▸ Exercise
Search the data for the string "compared" and gather each line it is in.

(Dataset items)

begin

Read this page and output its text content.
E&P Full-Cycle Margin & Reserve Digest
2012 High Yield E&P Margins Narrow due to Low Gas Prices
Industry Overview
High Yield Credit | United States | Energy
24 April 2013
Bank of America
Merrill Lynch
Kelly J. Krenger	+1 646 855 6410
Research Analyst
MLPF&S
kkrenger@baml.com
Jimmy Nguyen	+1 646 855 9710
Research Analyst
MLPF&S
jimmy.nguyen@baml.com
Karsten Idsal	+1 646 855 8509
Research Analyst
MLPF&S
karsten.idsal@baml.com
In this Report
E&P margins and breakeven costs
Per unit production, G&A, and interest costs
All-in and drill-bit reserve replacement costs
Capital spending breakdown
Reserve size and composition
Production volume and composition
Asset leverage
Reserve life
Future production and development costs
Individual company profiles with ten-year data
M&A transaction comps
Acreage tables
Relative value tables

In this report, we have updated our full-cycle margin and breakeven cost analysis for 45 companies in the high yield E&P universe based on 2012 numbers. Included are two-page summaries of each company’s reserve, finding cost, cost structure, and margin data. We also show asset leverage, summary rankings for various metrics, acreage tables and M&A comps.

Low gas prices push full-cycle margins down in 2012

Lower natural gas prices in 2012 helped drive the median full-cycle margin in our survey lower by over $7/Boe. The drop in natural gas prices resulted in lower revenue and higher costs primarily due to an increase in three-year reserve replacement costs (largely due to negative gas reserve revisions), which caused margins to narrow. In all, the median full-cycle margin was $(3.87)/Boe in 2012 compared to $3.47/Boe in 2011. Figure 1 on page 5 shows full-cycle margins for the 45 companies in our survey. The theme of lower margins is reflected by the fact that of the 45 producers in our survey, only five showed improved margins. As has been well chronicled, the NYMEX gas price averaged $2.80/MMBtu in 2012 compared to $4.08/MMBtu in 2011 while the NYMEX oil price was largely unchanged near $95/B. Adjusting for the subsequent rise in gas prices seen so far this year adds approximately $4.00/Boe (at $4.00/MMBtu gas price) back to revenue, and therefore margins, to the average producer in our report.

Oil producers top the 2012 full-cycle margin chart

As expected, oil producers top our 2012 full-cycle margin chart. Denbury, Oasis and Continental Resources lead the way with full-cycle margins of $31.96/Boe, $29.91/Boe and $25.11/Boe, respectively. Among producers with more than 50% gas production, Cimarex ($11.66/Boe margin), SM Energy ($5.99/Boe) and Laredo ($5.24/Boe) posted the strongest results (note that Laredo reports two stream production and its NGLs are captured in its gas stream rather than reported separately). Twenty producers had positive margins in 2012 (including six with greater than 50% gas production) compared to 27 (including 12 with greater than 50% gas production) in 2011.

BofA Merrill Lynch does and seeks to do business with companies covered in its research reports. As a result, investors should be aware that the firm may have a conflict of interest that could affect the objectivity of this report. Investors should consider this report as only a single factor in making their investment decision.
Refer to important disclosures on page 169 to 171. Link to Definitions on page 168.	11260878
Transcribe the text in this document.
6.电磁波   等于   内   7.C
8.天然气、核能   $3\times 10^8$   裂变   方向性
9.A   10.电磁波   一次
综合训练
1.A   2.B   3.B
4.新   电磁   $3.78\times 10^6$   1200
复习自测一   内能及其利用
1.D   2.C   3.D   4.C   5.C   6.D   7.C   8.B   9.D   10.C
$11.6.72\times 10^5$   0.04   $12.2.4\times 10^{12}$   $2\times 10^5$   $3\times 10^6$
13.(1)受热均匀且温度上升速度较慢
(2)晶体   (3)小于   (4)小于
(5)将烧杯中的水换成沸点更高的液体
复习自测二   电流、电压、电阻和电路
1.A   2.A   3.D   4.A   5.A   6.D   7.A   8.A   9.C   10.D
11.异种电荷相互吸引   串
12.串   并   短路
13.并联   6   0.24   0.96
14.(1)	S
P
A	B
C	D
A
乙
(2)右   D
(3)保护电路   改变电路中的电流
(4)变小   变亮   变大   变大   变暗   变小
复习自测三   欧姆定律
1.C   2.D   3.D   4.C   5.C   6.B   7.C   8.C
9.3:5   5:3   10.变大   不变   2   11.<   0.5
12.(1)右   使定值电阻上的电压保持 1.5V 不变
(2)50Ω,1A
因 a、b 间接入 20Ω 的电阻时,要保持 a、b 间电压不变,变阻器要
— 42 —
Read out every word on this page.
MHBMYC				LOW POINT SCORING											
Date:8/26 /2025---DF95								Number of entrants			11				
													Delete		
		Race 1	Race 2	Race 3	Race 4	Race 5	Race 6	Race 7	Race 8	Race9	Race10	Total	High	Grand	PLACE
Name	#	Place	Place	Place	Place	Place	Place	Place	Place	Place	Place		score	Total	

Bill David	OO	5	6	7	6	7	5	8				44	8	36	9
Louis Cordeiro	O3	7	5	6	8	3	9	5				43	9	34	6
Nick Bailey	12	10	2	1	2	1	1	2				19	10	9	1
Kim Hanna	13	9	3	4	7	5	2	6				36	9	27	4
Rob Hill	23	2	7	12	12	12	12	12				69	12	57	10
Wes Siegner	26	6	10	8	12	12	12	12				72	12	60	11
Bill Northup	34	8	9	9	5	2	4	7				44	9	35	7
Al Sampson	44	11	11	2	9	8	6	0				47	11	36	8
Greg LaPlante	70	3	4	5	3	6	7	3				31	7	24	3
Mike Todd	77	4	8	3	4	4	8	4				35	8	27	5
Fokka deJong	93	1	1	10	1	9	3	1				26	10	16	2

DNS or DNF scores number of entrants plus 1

end

▸ Worked solution
Lower natural gas prices in 2012 helped drive the median full-cycle margin in our survey lower by over $7/Boe. The drop in natural gas prices resulted in lower revenue and higher costs primarily due to an increase in three-year reserve replacement costs (largely due to negative gas reserve revisions), which caused margins to narrow. In all, the median full-cycle margin was $(3.87)/Boe in 2012 compared to $3.47/Boe in 2011. Figure 1 on page 5 shows full-cycle margins for the 45 companies in our survey. The theme of lower margins is reflected by the fact that of the 45 producers in our survey, only five showed improved margins. As has been well chronicled, the NYMEX gas price averaged $2.80/MMBtu in 2012 compared to $4.08/MMBtu in 2011 while the NYMEX oil price was largely unchanged near $95/B. Adjusting for the subsequent rise in gas prices seen so far this year adds approximately $4.00/Boe (at $4.00/MMBtu gas price) back to revenue, and therefore margins, to the average producer in our report.
As expected, oil producers top our 2012 full-cycle margin chart. Denbury, Oasis and Continental Resources lead the way with full-cycle margins of $31.96/Boe, $29.91/Boe and $25.11/Boe, respectively. Among producers with more than 50% gas production, Cimarex ($11.66/Boe margin), SM Energy ($5.99/Boe) and Laredo ($5.24/Boe) posted the strongest results (note that Laredo reports two stream production and its NGLs are captured in its gas stream rather than reported separately). Twenty producers had positive margins in 2012 (including six with greater than 50% gas production) compared to 27 (including 12 with greater than 50% gas production) in 2011.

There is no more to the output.